EXERCISE BRIEF: Repeat the whole of the data, keeping every detail the same.

Start PROVIDED RECORDS

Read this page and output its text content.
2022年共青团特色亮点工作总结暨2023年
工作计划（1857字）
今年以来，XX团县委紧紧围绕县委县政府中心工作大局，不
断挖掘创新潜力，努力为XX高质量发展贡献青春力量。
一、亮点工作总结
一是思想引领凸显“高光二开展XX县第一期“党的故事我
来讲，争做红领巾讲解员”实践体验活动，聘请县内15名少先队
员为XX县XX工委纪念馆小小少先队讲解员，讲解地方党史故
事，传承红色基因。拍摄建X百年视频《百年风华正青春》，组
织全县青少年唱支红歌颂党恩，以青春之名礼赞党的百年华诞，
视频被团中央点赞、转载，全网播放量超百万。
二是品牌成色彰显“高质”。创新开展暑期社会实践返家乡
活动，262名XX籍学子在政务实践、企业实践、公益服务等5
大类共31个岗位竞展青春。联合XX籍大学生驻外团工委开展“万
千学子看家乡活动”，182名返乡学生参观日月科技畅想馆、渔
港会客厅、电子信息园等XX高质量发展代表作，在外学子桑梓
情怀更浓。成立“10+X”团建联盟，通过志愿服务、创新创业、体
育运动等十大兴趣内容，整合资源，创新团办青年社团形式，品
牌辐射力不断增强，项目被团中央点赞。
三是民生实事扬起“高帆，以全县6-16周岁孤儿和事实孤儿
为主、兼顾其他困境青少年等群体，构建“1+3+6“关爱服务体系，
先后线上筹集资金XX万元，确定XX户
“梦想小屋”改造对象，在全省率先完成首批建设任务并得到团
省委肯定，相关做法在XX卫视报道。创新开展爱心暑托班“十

End PROVIDED RECORDS

SOLUTION TO THE EXERCISE:
Read this page and output its text content.
2022年共青团特色亮点工作总结暨2023年
工作计划（1857字）
今年以来，XX团县委紧紧围绕县委县政府中心工作大局，不
断挖掘创新潜力，努力为XX高质量发展贡献青春力量。
一、亮点工作总结
一是思想引领凸显“高光二开展XX县第一期“党的故事我
来讲，争做红领巾讲解员”实践体验活动，聘请县内15名少先队
员为XX县XX工委纪念馆小小少先队讲解员，讲解地方党史故
事，传承红色基因。拍摄建X百年视频《百年风华正青春》，组
织全县青少年唱支红歌颂党恩，以青春之名礼赞党的百年华诞，
视频被团中央点赞、转载，全网播放量超百万。
二是品牌成色彰显“高质”。创新开展暑期社会实践返家乡
活动，262名XX籍学子在政务实践、企业实践、公益服务等5
大类共31个岗位竞展青春。联合XX籍大学生驻外团工委开展“万
千学子看家乡活动”，182名返乡学生参观日月科技畅想馆、渔
港会客厅、电子信息园等XX高质量发展代表作，在外学子桑梓
情怀更浓。成立“10+X”团建联盟，通过志愿服务、创新创业、体
育运动等十大兴趣内容，整合资源，创新团办青年社团形式，品
牌辐射力不断增强，项目被团中央点赞。
三是民生实事扬起“高帆，以全县6-16周岁孤儿和事实孤儿
为主、兼顾其他困境青少年等群体，构建“1+3+6“关爱服务体系，
先后线上筹集资金XX万元，确定XX户
“梦想小屋”改造对象，在全省率先完成首批建设任务并得到团
省委肯定，相关做法在XX卫视报道。创新开展爱心暑托班“十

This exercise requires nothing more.